What is required: Return the material exactly as supplied, apart from the pictures, which are omitted.
## begin Dataset records
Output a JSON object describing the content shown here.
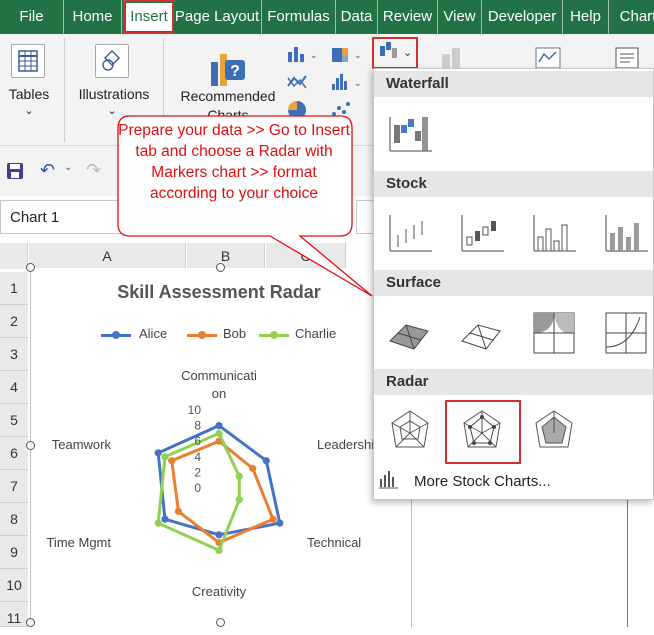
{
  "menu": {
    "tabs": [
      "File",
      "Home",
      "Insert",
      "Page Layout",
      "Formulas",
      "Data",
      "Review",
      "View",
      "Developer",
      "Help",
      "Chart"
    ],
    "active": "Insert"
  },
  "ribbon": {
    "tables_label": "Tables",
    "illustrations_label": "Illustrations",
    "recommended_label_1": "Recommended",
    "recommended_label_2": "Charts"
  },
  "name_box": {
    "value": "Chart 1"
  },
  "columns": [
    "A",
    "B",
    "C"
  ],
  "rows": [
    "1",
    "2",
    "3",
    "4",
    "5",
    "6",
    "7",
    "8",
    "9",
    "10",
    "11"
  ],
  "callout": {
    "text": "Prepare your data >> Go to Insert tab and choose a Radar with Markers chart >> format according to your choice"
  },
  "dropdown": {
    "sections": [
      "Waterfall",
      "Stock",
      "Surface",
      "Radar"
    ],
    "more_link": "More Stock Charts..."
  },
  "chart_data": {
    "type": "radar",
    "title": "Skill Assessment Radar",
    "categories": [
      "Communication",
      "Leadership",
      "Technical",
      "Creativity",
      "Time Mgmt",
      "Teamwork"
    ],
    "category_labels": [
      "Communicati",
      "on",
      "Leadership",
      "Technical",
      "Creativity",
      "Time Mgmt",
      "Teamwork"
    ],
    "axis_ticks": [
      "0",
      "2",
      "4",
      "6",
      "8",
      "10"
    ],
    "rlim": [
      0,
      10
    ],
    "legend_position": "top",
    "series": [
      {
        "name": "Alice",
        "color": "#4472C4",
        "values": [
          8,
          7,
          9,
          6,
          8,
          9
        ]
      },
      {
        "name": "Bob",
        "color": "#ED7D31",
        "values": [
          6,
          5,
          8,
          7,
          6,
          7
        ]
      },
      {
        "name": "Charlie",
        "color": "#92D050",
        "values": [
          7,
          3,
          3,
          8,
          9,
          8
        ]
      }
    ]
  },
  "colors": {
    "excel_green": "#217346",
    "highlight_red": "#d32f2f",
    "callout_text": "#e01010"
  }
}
## end Dataset records
Task answer:
Output a JSON object describing the content shown here.
{
  "menu": {
    "tabs": [
      "File",
      "Home",
      "Insert",
      "Page Layout",
      "Formulas",
      "Data",
      "Review",
      "View",
      "Developer",
      "Help",
      "Chart"
    ],
    "active": "Insert"
  },
  "ribbon": {
    "tables_label": "Tables",
    "illustrations_label": "Illustrations",
    "recommended_label_1": "Recommended",
    "recommended_label_2": "Charts"
  },
  "name_box": {
    "value": "Chart 1"
  },
  "columns": [
    "A",
    "B",
    "C"
  ],
  "rows": [
    "1",
    "2",
    "3",
    "4",
    "5",
    "6",
    "7",
    "8",
    "9",
    "10",
    "11"
  ],
  "callout": {
    "text": "Prepare your data >> Go to Insert tab and choose a Radar with Markers chart >> format according to your choice"
  },
  "dropdown": {
    "sections": [
      "Waterfall",
      "Stock",
      "Surface",
      "Radar"
    ],
    "more_link": "More Stock Charts..."
  },
  "chart_data": {
    "type": "radar",
    "title": "Skill Assessment Radar",
    "categories": [
      "Communication",
      "Leadership",
      "Technical",
      "Creativity",
      "Time Mgmt",
      "Teamwork"
    ],
    "category_labels": [
      "Communicati",
      "on",
      "Leadership",
      "Technical",
      "Creativity",
      "Time Mgmt",
      "Teamwork"
    ],
    "axis_ticks": [
      "0",
      "2",
      "4",
      "6",
      "8",
      "10"
    ],
    "rlim": [
      0,
      10
    ],
    "legend_position": "top",
    "series": [
      {
        "name": "Alice",
        "color": "#4472C4",
        "values": [
          8,
          7,
          9,
          6,
          8,
          9
        ]
      },
      {
        "name": "Bob",
        "color": "#ED7D31",
        "values": [
          6,
          5,
          8,
          7,
          6,
          7
        ]
      },
      {
        "name": "Charlie",
        "color": "#92D050",
        "values": [
          7,
          3,
          3,
          8,
          9,
          8
        ]
      }
    ]
  },
  "colors": {
    "excel_green": "#217346",
    "highlight_red": "#d32f2f",
    "callout_text": "#e01010"
  }
}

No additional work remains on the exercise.